Tally up the lines carrying the string "this" and respond with only the resulting number.

<<<<

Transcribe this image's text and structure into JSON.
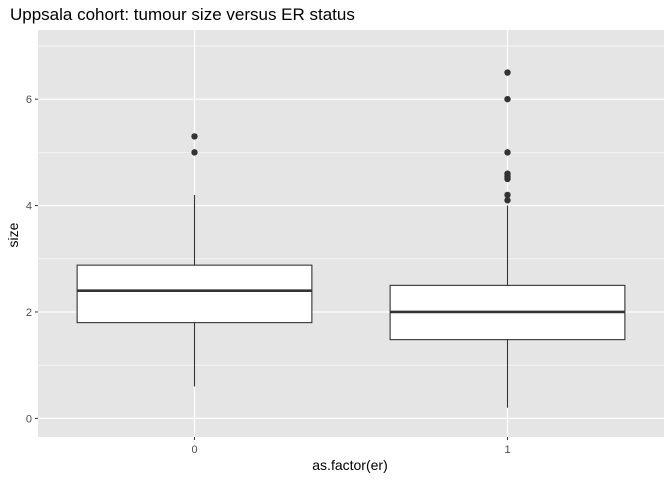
{
  "chart_data": {
    "type": "boxplot",
    "title": "Uppsala cohort: tumour size versus ER status",
    "xlabel": "as.factor(er)",
    "ylabel": "size",
    "categories": [
      "0",
      "1"
    ],
    "ylim": [
      -0.35,
      7.3
    ],
    "yticks": [
      0,
      2,
      4,
      6
    ],
    "grid": true,
    "colors": {
      "panel_background": "#e5e5e5",
      "grid": "#ffffff",
      "box_fill": "#ffffff",
      "box_line": "#333333"
    },
    "boxes": [
      {
        "category": "0",
        "whisker_low": 0.6,
        "q1": 1.8,
        "median": 2.4,
        "q3": 2.88,
        "whisker_high": 4.2,
        "outliers": [
          5.0,
          5.3
        ]
      },
      {
        "category": "1",
        "whisker_low": 0.2,
        "q1": 1.48,
        "median": 2.0,
        "q3": 2.5,
        "whisker_high": 4.0,
        "outliers": [
          4.1,
          4.2,
          4.5,
          4.55,
          4.6,
          5.0,
          6.0,
          6.5
        ]
      }
    ]
  }
}
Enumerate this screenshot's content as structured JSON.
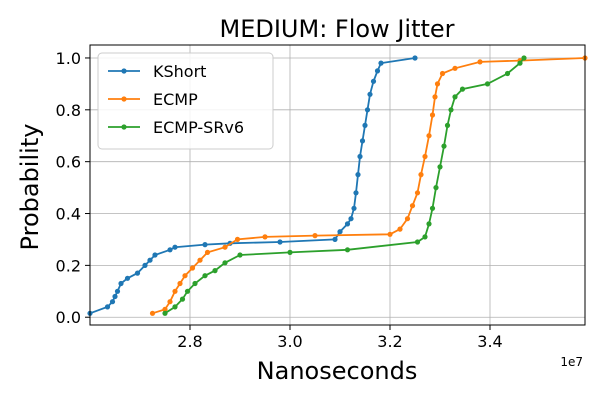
{
  "chart_data": {
    "type": "line",
    "title": "MEDIUM: Flow Jitter",
    "xlabel": "Nanoseconds",
    "ylabel": "Probability",
    "x_offset_label": "1e7",
    "xlim": [
      26.0,
      35.9
    ],
    "ylim": [
      -0.03,
      1.05
    ],
    "x_ticks": [
      28,
      30,
      32,
      34
    ],
    "x_tick_labels": [
      "2.8",
      "3.0",
      "3.2",
      "3.4"
    ],
    "y_ticks": [
      0.0,
      0.2,
      0.4,
      0.6,
      0.8,
      1.0
    ],
    "y_tick_labels": [
      "0.0",
      "0.2",
      "0.4",
      "0.6",
      "0.8",
      "1.0"
    ],
    "grid": true,
    "legend_position": "upper-left",
    "series": [
      {
        "name": "KShort",
        "color": "#1f77b4",
        "points": [
          [
            26.0,
            0.015
          ],
          [
            26.35,
            0.04
          ],
          [
            26.45,
            0.06
          ],
          [
            26.5,
            0.08
          ],
          [
            26.55,
            0.1
          ],
          [
            26.62,
            0.13
          ],
          [
            26.75,
            0.15
          ],
          [
            26.95,
            0.17
          ],
          [
            27.1,
            0.2
          ],
          [
            27.2,
            0.22
          ],
          [
            27.3,
            0.24
          ],
          [
            27.6,
            0.26
          ],
          [
            27.7,
            0.27
          ],
          [
            28.3,
            0.28
          ],
          [
            28.8,
            0.285
          ],
          [
            29.8,
            0.29
          ],
          [
            30.9,
            0.3
          ],
          [
            31.0,
            0.33
          ],
          [
            31.15,
            0.36
          ],
          [
            31.22,
            0.38
          ],
          [
            31.28,
            0.42
          ],
          [
            31.32,
            0.48
          ],
          [
            31.36,
            0.55
          ],
          [
            31.4,
            0.62
          ],
          [
            31.45,
            0.68
          ],
          [
            31.5,
            0.74
          ],
          [
            31.55,
            0.8
          ],
          [
            31.6,
            0.86
          ],
          [
            31.67,
            0.91
          ],
          [
            31.75,
            0.95
          ],
          [
            31.82,
            0.98
          ],
          [
            32.5,
            1.0
          ]
        ]
      },
      {
        "name": "ECMP",
        "color": "#ff7f0e",
        "points": [
          [
            27.25,
            0.015
          ],
          [
            27.5,
            0.03
          ],
          [
            27.6,
            0.06
          ],
          [
            27.7,
            0.1
          ],
          [
            27.8,
            0.13
          ],
          [
            27.9,
            0.16
          ],
          [
            28.05,
            0.19
          ],
          [
            28.2,
            0.22
          ],
          [
            28.35,
            0.25
          ],
          [
            28.7,
            0.27
          ],
          [
            28.95,
            0.3
          ],
          [
            29.5,
            0.31
          ],
          [
            30.5,
            0.315
          ],
          [
            32.0,
            0.32
          ],
          [
            32.2,
            0.34
          ],
          [
            32.35,
            0.38
          ],
          [
            32.45,
            0.43
          ],
          [
            32.55,
            0.48
          ],
          [
            32.62,
            0.55
          ],
          [
            32.7,
            0.62
          ],
          [
            32.78,
            0.7
          ],
          [
            32.85,
            0.78
          ],
          [
            32.9,
            0.85
          ],
          [
            32.95,
            0.9
          ],
          [
            33.05,
            0.94
          ],
          [
            33.3,
            0.96
          ],
          [
            33.8,
            0.985
          ],
          [
            34.6,
            0.99
          ],
          [
            35.9,
            1.0
          ]
        ]
      },
      {
        "name": "ECMP-SRv6",
        "color": "#2ca02c",
        "points": [
          [
            27.5,
            0.015
          ],
          [
            27.7,
            0.04
          ],
          [
            27.85,
            0.07
          ],
          [
            27.95,
            0.1
          ],
          [
            28.1,
            0.13
          ],
          [
            28.3,
            0.16
          ],
          [
            28.5,
            0.18
          ],
          [
            28.7,
            0.21
          ],
          [
            29.0,
            0.24
          ],
          [
            30.0,
            0.25
          ],
          [
            31.15,
            0.26
          ],
          [
            32.55,
            0.29
          ],
          [
            32.7,
            0.31
          ],
          [
            32.78,
            0.36
          ],
          [
            32.85,
            0.42
          ],
          [
            32.92,
            0.5
          ],
          [
            33.0,
            0.58
          ],
          [
            33.08,
            0.66
          ],
          [
            33.15,
            0.74
          ],
          [
            33.22,
            0.8
          ],
          [
            33.3,
            0.85
          ],
          [
            33.45,
            0.88
          ],
          [
            33.95,
            0.9
          ],
          [
            34.35,
            0.94
          ],
          [
            34.6,
            0.98
          ],
          [
            34.68,
            1.0
          ]
        ]
      }
    ]
  }
}
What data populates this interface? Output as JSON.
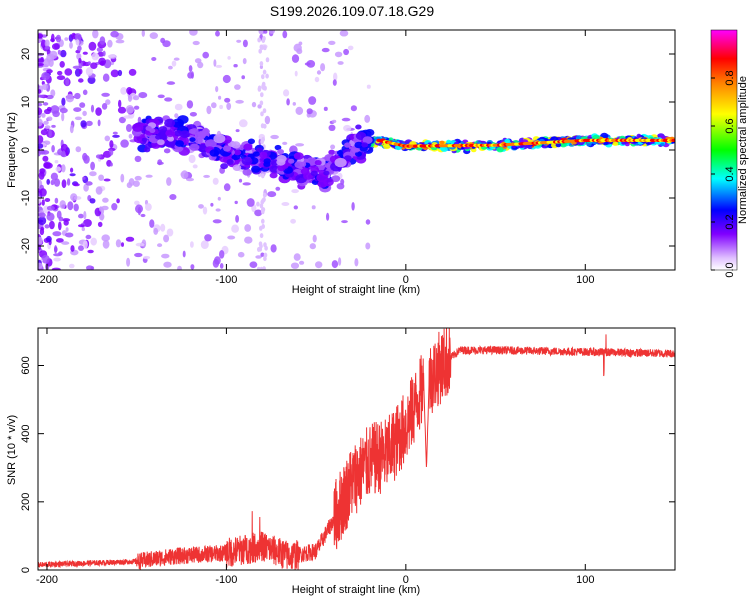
{
  "title": "S199.2026.109.07.18.G29",
  "chart_data": [
    {
      "type": "heatmap",
      "name": "spectrogram",
      "xlabel": "Height of straight line (km)",
      "ylabel": "Frequency (Hz)",
      "xlim": [
        -205,
        150
      ],
      "ylim": [
        -25,
        25
      ],
      "xticks": [
        -200,
        -100,
        0,
        100
      ],
      "xtick_labels": [
        "-200",
        "-100",
        "0",
        "100"
      ],
      "yticks": [
        20,
        10,
        0,
        -10,
        -20
      ],
      "ytick_labels": [
        "20",
        "10",
        "0",
        "-10",
        "-20"
      ],
      "colorbar": {
        "label": "Normalized spectral amplitude",
        "range": [
          0.0,
          1.0
        ],
        "ticks": [
          0.0,
          0.2,
          0.4,
          0.6,
          0.8
        ],
        "tick_labels": [
          "0.0",
          "0.2",
          "0.4",
          "0.6",
          "0.8"
        ],
        "colors": [
          "#ffffff",
          "#c080ff",
          "#8000ff",
          "#0000ff",
          "#00ffff",
          "#00ff00",
          "#ffff00",
          "#ff8000",
          "#ff0000",
          "#ff00ff"
        ]
      },
      "ridge": {
        "x": [
          -150,
          -120,
          -100,
          -80,
          -60,
          -45,
          -35,
          -25,
          -15,
          0,
          50,
          100,
          150
        ],
        "y": [
          4,
          2.5,
          0,
          -2,
          -4,
          -5,
          -1,
          1,
          2,
          0.8,
          1,
          2,
          2
        ]
      }
    },
    {
      "type": "line",
      "name": "snr",
      "xlabel": "Height of straight line (km)",
      "ylabel": "SNR (10 * v/v)",
      "xlim": [
        -205,
        150
      ],
      "ylim": [
        0,
        710
      ],
      "xticks": [
        -200,
        -100,
        0,
        100
      ],
      "xtick_labels": [
        "-200",
        "-100",
        "0",
        "100"
      ],
      "yticks": [
        0,
        200,
        400,
        600
      ],
      "ytick_labels": [
        "0",
        "200",
        "400",
        "600"
      ],
      "color": "#ee3333",
      "trend": {
        "x": [
          -205,
          -150,
          -130,
          -100,
          -80,
          -65,
          -50,
          -40,
          -30,
          -20,
          -10,
          0,
          10,
          20,
          30,
          50,
          100,
          150
        ],
        "y": [
          15,
          25,
          40,
          50,
          70,
          40,
          55,
          150,
          260,
          320,
          340,
          420,
          540,
          600,
          645,
          645,
          640,
          635
        ]
      }
    }
  ]
}
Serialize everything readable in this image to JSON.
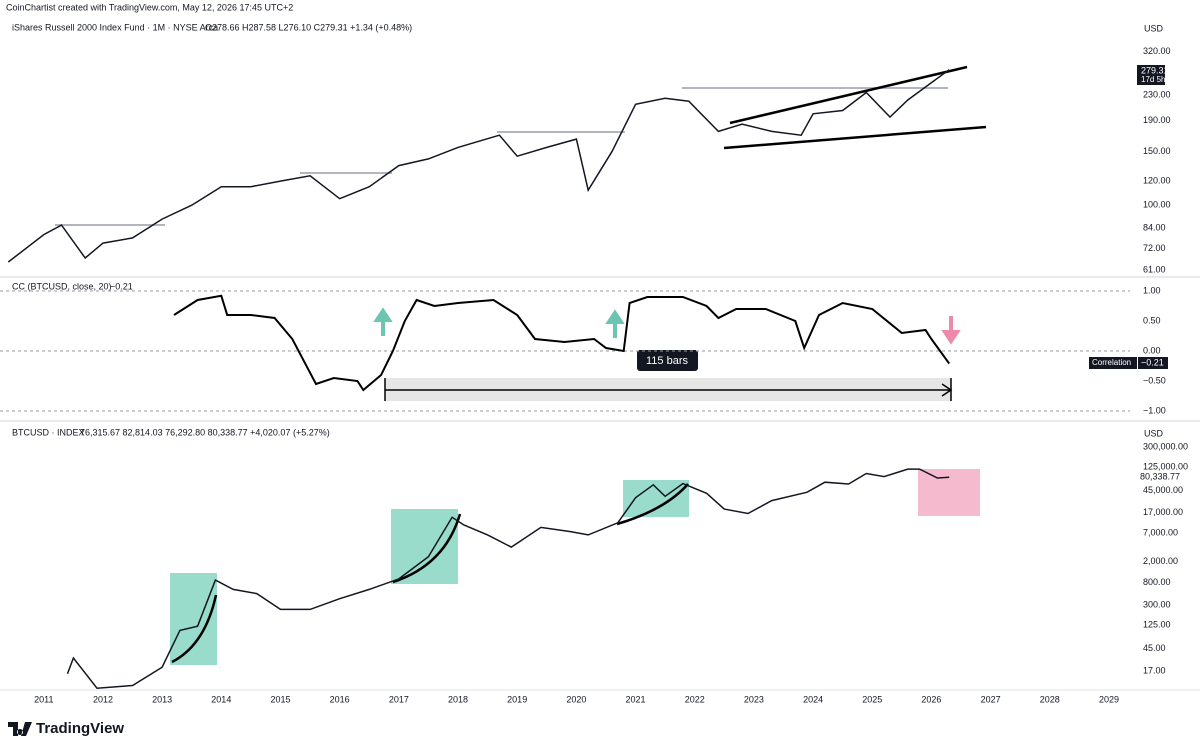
{
  "header": {
    "attribution": "CoinChartist created with TradingView.com, May 12, 2026 17:45 UTC+2",
    "logo": "TradingView"
  },
  "chart_data": [
    {
      "type": "line",
      "title": "iShares Russell 2000 Index Fund · 1M · NYSE Arca",
      "ohlc": "O278.66 H287.58 L276.10 C279.31 +1.34 (+0.48%)",
      "axis_label": "USD",
      "price_tag": "279.31",
      "countdown": "17d 5h",
      "log_scale": true,
      "color": "#131722",
      "x": [
        2010.4,
        2011.0,
        2011.3,
        2011.7,
        2012.0,
        2012.5,
        2013.0,
        2013.5,
        2014.0,
        2014.5,
        2015.0,
        2015.5,
        2016.0,
        2016.5,
        2017.0,
        2017.5,
        2018.0,
        2018.7,
        2019.0,
        2019.5,
        2020.0,
        2020.2,
        2020.6,
        2021.0,
        2021.5,
        2021.9,
        2022.4,
        2022.8,
        2023.3,
        2023.8,
        2024.0,
        2024.5,
        2024.9,
        2025.3,
        2025.6,
        2025.9,
        2026.3
      ],
      "values": [
        65,
        80,
        86,
        67,
        75,
        78,
        90,
        100,
        115,
        115,
        120,
        125,
        105,
        115,
        135,
        142,
        155,
        170,
        145,
        155,
        165,
        112,
        150,
        215,
        225,
        220,
        175,
        185,
        175,
        170,
        200,
        205,
        235,
        195,
        222,
        245,
        279.31
      ],
      "xlim": [
        2010.26,
        2029.44
      ],
      "ylim": [
        58,
        350
      ],
      "yticks": [
        {
          "value": 61,
          "label": "61.00"
        },
        {
          "value": 72,
          "label": "72.00"
        },
        {
          "value": 84,
          "label": "84.00"
        },
        {
          "value": 100,
          "label": "100.00"
        },
        {
          "value": 120,
          "label": "120.00"
        },
        {
          "value": 150,
          "label": "150.00"
        },
        {
          "value": 190,
          "label": "190.00"
        },
        {
          "value": 230,
          "label": "230.00"
        },
        {
          "value": 320,
          "label": "320.00"
        }
      ]
    },
    {
      "type": "line",
      "title": "CC (BTCUSD, close, 20)",
      "last_label": "−0.21",
      "tag_name": "Correlation",
      "tag_value": "−0.21",
      "measure_label": "115 bars",
      "log_scale": false,
      "color": "#000000",
      "x": [
        2013.2,
        2013.6,
        2014.0,
        2014.1,
        2014.5,
        2014.9,
        2015.2,
        2015.6,
        2015.9,
        2016.3,
        2016.4,
        2016.7,
        2016.9,
        2017.1,
        2017.3,
        2017.6,
        2018.0,
        2018.6,
        2019.0,
        2019.3,
        2019.8,
        2020.3,
        2020.5,
        2020.8,
        2020.9,
        2021.2,
        2021.8,
        2022.2,
        2022.4,
        2022.7,
        2023.2,
        2023.7,
        2023.85,
        2024.1,
        2024.5,
        2025.0,
        2025.5,
        2025.9,
        2026.0,
        2026.3
      ],
      "values": [
        0.6,
        0.85,
        0.92,
        0.6,
        0.6,
        0.55,
        0.2,
        -0.55,
        -0.45,
        -0.5,
        -0.65,
        -0.4,
        0,
        0.5,
        0.85,
        0.75,
        0.8,
        0.85,
        0.6,
        0.2,
        0.15,
        0.2,
        0.05,
        0,
        0.8,
        0.9,
        0.9,
        0.75,
        0.55,
        0.7,
        0.7,
        0.5,
        0.05,
        0.6,
        0.8,
        0.7,
        0.3,
        0.35,
        0.2,
        -0.21
      ],
      "xlim": [
        2010.26,
        2029.44
      ],
      "ylim": [
        -1.15,
        1.15
      ],
      "yticks": [
        {
          "value": 1,
          "label": "1.00"
        },
        {
          "value": 0.5,
          "label": "0.50"
        },
        {
          "value": 0,
          "label": "0.00"
        },
        {
          "value": -0.5,
          "label": "−0.50"
        },
        {
          "value": -1,
          "label": "−1.00"
        }
      ]
    },
    {
      "type": "line",
      "title": "BTCUSD · INDEX",
      "ohlc": "76,315.67 82,814.03 76,292.80 80,338.77 +4,020.07 (+5.27%)",
      "axis_label": "USD",
      "price_tag": "80,338.77",
      "log_scale": true,
      "color": "#131722",
      "x": [
        2011.4,
        2011.5,
        2011.9,
        2012.5,
        2013.0,
        2013.3,
        2013.6,
        2013.9,
        2014.2,
        2014.6,
        2015.0,
        2015.5,
        2016.0,
        2016.5,
        2017.0,
        2017.5,
        2017.9,
        2018.1,
        2018.5,
        2018.9,
        2019.4,
        2019.9,
        2020.2,
        2020.7,
        2021.0,
        2021.3,
        2021.5,
        2021.8,
        2022.2,
        2022.5,
        2022.9,
        2023.3,
        2023.9,
        2024.2,
        2024.6,
        2024.9,
        2025.2,
        2025.6,
        2025.8,
        2026.1,
        2026.3
      ],
      "values": [
        15,
        30,
        8,
        9,
        20,
        100,
        120,
        900,
        600,
        500,
        250,
        250,
        400,
        600,
        950,
        2500,
        14000,
        10000,
        6500,
        3800,
        9000,
        7500,
        6500,
        11000,
        33000,
        58000,
        35000,
        61000,
        40000,
        20000,
        16500,
        29000,
        42000,
        65000,
        60000,
        95000,
        83000,
        115000,
        115000,
        78000,
        80338.77
      ],
      "xlim": [
        2010.26,
        2029.44
      ],
      "ylim": [
        7.4,
        410000
      ],
      "xticks": [
        2011,
        2012,
        2013,
        2014,
        2015,
        2016,
        2017,
        2018,
        2019,
        2020,
        2021,
        2022,
        2023,
        2024,
        2025,
        2026,
        2027,
        2028,
        2029
      ],
      "yticks": [
        {
          "value": 17,
          "label": "17.00"
        },
        {
          "value": 45,
          "label": "45.00"
        },
        {
          "value": 125,
          "label": "125.00"
        },
        {
          "value": 300,
          "label": "300.00"
        },
        {
          "value": 800,
          "label": "800.00"
        },
        {
          "value": 2000,
          "label": "2,000.00"
        },
        {
          "value": 7000,
          "label": "7,000.00"
        },
        {
          "value": 17000,
          "label": "17,000.00"
        },
        {
          "value": 45000,
          "label": "45,000.00"
        },
        {
          "value": 125000,
          "label": "125,000.00"
        },
        {
          "value": 300000,
          "label": "300,000.00"
        }
      ]
    }
  ]
}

>>>>

**Written answer**
4